======== Dataset ========

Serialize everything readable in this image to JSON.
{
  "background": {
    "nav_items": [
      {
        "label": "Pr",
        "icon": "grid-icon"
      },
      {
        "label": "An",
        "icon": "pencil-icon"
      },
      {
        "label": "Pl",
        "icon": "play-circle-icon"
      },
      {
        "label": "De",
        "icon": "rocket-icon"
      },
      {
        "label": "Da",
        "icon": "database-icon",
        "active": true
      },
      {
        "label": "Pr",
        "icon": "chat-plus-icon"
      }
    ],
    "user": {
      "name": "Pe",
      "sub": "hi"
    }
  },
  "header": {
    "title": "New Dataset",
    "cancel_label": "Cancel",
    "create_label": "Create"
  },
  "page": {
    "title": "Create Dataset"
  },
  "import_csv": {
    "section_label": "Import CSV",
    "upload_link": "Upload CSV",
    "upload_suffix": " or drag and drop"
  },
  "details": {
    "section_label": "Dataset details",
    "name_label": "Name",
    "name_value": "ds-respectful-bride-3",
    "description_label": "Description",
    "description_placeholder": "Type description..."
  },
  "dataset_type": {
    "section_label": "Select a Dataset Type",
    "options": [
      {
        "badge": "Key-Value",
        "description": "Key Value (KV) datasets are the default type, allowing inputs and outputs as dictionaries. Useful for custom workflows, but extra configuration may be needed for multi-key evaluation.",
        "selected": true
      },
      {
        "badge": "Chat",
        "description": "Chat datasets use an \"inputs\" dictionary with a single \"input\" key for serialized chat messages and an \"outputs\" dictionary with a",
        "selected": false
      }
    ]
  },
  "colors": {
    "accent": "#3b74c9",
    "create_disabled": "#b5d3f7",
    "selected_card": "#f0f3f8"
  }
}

========

◆ **Job**
Copy every line in the records above that contains the word "icon".

◆ **Response to the exercise**
        "icon": "grid-icon"
        "icon": "pencil-icon"
        "icon": "play-circle-icon"
        "icon": "rocket-icon"
        "icon": "database-icon",
        "icon": "chat-plus-icon"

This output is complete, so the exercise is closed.